AIM OF THE TASK. Pull out from the material below all lines with "this".

RAW DATA.
○ ○ ○ ○ ○ ○ ○
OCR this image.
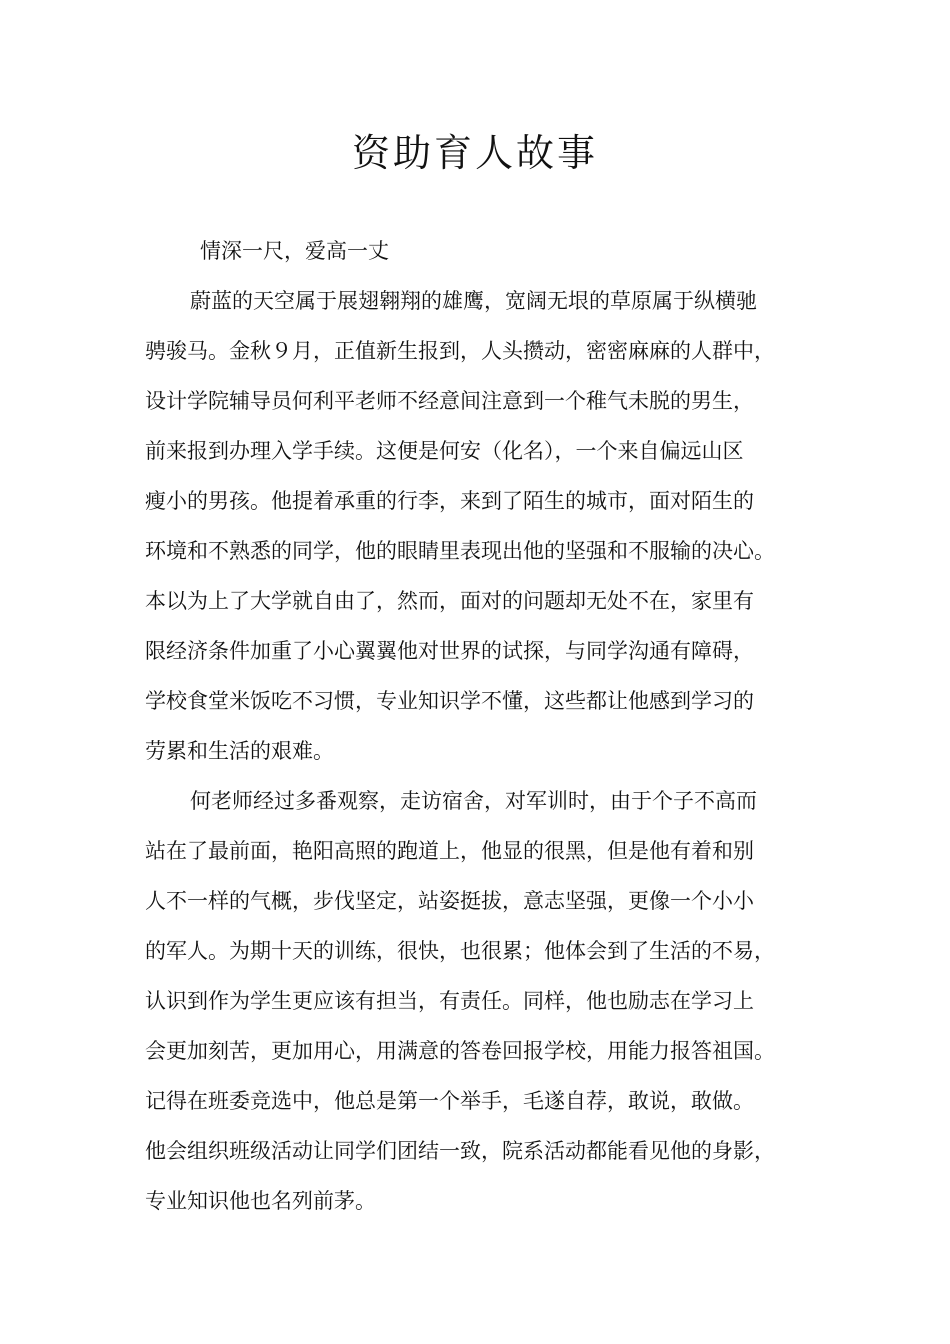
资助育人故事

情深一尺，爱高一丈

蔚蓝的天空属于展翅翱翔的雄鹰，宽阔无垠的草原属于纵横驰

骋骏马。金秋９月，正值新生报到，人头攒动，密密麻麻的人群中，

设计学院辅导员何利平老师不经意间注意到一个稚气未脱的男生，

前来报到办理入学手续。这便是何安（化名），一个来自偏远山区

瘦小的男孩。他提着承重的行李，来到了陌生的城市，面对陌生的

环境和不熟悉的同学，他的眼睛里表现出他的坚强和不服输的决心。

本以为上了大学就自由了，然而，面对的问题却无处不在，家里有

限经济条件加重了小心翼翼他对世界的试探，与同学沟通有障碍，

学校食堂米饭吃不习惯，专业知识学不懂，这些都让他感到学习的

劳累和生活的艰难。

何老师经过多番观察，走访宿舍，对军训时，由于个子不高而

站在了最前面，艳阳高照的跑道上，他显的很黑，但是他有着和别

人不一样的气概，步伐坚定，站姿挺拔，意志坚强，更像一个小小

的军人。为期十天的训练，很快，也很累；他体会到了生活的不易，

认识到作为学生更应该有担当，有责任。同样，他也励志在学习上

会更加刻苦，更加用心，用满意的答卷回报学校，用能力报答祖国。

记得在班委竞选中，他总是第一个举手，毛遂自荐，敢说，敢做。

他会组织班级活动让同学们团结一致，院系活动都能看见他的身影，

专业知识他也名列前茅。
○ ○ ○ ○ ○ ○ ○
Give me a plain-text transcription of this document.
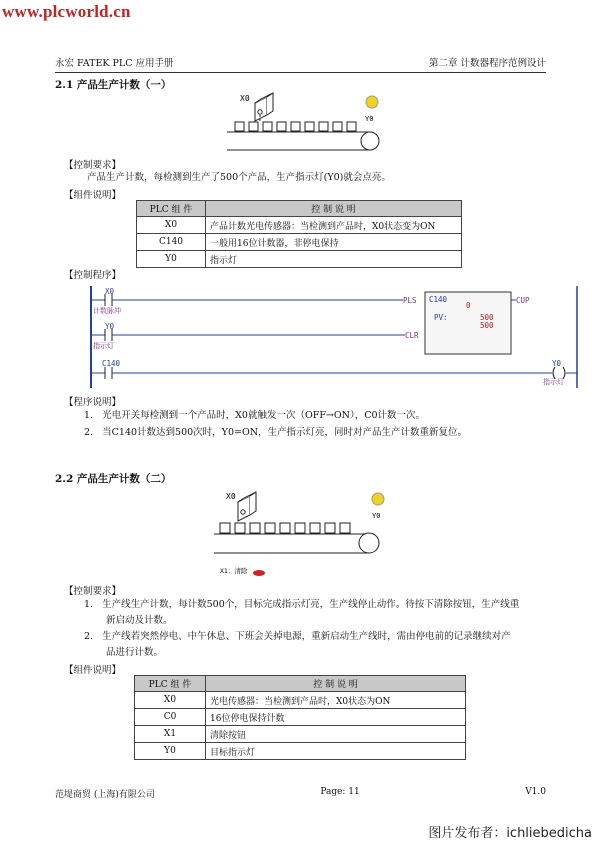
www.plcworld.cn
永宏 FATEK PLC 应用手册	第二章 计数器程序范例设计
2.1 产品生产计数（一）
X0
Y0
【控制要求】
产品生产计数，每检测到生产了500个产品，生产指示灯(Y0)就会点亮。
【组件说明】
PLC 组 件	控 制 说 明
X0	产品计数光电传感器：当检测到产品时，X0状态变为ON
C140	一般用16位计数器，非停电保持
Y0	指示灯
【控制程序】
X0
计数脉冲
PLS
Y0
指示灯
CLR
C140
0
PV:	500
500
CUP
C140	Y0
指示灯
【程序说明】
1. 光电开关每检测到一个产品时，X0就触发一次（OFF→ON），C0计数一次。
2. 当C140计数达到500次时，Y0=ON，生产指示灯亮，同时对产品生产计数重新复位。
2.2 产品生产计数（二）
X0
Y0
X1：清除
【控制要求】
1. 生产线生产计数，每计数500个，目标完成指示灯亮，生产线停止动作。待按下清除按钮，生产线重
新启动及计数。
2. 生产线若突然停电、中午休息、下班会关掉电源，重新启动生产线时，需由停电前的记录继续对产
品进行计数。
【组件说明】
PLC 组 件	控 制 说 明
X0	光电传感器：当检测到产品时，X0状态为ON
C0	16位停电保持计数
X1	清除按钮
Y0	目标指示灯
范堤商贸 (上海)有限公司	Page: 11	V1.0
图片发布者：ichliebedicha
○ ○ ○ ○ ○ ○ ○
FINISHED ANSWER.
OCR this image.
Give me a plain-text transcription of this document.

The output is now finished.